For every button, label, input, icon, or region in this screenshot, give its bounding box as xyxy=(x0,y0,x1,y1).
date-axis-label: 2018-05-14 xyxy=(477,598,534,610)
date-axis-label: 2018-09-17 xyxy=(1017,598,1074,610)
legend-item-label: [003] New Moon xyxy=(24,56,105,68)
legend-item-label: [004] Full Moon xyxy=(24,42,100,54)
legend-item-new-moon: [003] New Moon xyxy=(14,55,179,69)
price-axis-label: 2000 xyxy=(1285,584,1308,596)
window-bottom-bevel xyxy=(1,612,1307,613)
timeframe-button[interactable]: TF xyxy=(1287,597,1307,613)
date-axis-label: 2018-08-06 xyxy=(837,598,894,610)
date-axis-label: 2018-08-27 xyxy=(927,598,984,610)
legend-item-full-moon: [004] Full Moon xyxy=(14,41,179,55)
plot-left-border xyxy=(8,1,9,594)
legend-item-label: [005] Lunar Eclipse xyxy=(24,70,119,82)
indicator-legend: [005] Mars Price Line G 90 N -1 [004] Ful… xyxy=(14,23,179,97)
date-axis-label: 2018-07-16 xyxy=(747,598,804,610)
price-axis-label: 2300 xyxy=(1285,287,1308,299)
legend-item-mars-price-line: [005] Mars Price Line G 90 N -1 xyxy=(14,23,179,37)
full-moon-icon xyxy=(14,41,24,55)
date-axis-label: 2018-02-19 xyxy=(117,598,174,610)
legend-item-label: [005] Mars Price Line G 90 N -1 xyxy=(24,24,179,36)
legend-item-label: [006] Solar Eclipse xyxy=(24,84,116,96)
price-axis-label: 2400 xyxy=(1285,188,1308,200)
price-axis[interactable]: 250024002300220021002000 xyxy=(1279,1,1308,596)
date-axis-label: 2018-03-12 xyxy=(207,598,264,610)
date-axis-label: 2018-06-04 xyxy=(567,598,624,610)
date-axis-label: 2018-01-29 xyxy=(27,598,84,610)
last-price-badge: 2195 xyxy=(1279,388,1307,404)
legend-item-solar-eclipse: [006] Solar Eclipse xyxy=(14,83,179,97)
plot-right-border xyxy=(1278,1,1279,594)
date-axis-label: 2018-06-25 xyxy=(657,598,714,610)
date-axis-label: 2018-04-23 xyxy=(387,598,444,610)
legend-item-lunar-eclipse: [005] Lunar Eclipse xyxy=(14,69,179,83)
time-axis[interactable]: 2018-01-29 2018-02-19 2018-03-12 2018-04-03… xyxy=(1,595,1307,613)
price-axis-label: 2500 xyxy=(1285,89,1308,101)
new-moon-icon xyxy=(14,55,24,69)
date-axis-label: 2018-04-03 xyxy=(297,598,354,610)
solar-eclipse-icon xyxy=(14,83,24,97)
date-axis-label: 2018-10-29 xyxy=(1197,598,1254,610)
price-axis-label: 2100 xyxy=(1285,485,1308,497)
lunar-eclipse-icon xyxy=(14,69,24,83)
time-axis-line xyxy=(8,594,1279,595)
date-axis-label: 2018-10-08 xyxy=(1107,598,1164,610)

________________________

_Task brief_:
Can you convert the records from their first line up to and including the line containing "timeframe-button[interactable]: TF xyxy=(1287,597,1307,613)" into a Markdown table with the columns Row and Text, numbering each line and leaving out blank lines?

_Correct answer_:
| Row | Text |
|---|---|
| 1 | For every button, label, input, icon, or region in this screenshot, give its bounding box as xyxy=(x0,y0,x1,y1). |
| 2 | date-axis-label: 2018-05-14 xyxy=(477,598,534,610) |
| 3 | date-axis-label: 2018-09-17 xyxy=(1017,598,1074,610) |
| 4 | legend-item-label: [003] New Moon xyxy=(24,56,105,68) |
| 5 | legend-item-label: [004] Full Moon xyxy=(24,42,100,54) |
| 6 | legend-item-new-moon: [003] New Moon xyxy=(14,55,179,69) |
| 7 | price-axis-label: 2000 xyxy=(1285,584,1308,596) |
| 8 | window-bottom-bevel xyxy=(1,612,1307,613) |
| 9 | timeframe-button[interactable]: TF xyxy=(1287,597,1307,613) |